··· Task data ···
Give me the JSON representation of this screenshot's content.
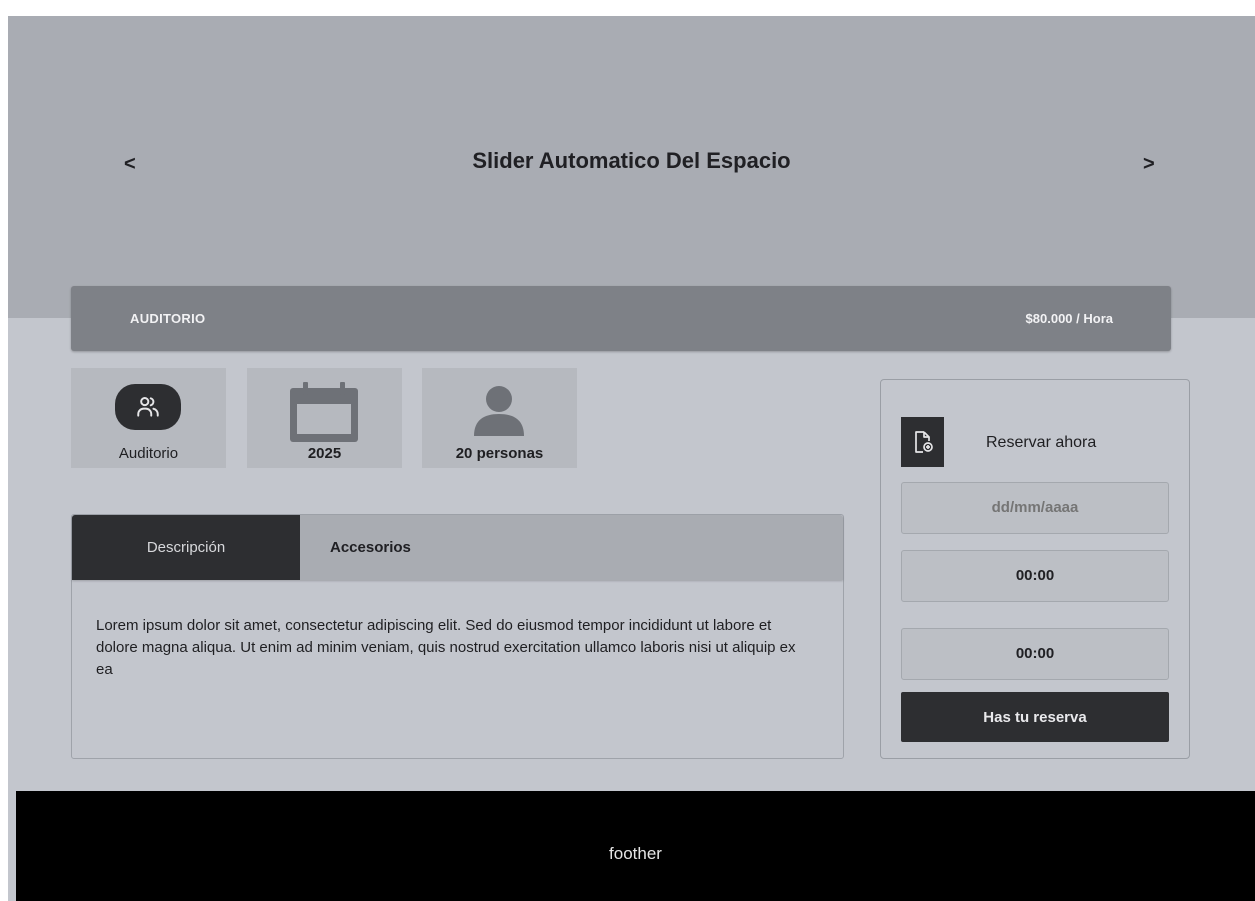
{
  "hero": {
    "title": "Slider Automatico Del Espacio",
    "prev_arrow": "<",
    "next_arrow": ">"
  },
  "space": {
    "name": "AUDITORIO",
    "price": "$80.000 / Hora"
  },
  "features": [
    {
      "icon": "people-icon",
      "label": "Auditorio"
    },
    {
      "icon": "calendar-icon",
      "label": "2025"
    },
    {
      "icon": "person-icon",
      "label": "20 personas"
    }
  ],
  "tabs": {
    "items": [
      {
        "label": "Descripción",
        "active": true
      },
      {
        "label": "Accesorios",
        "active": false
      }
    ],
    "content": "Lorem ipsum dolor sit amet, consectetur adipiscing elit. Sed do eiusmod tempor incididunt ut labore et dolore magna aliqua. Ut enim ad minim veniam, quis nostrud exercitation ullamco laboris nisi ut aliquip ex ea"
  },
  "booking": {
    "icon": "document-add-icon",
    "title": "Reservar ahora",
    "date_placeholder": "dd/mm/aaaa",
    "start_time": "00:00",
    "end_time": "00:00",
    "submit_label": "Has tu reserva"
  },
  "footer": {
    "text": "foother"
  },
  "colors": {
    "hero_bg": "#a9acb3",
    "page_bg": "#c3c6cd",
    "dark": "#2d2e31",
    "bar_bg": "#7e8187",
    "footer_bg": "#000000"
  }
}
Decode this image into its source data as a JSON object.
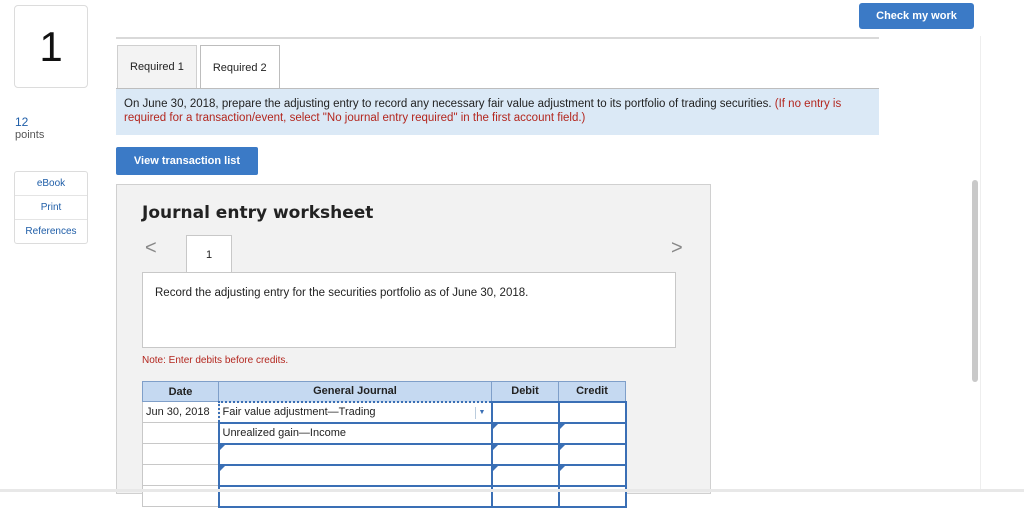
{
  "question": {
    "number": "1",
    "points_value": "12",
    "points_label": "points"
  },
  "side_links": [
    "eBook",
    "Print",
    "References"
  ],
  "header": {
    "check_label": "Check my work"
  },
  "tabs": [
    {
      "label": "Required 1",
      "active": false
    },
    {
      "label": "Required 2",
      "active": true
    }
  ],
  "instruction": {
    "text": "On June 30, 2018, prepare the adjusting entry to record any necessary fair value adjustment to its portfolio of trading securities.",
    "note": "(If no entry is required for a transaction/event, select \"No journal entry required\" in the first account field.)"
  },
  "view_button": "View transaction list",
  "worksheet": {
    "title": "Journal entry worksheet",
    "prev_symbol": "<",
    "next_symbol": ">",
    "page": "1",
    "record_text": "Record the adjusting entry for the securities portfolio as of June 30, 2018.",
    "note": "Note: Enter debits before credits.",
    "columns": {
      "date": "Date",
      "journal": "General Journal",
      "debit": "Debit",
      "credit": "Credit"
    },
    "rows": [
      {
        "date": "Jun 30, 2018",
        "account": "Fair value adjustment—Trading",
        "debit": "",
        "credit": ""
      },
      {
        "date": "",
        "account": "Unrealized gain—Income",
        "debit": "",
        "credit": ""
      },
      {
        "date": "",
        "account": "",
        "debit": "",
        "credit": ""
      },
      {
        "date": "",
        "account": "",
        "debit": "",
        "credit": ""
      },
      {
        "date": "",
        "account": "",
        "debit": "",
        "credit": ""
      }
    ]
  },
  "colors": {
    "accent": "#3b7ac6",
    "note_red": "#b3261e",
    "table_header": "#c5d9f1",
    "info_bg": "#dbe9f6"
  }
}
···
■ What needs to be done: From the data, list each line in which the string "June" appears.

■ Written solution:
    "text": "On June 30, 2018, prepare the adjusting entry to record any necessary fair value adjustment to its portfolio of trading securities.",
    "record_text": "Record the adjusting entry for the securities portfolio as of June 30, 2018.",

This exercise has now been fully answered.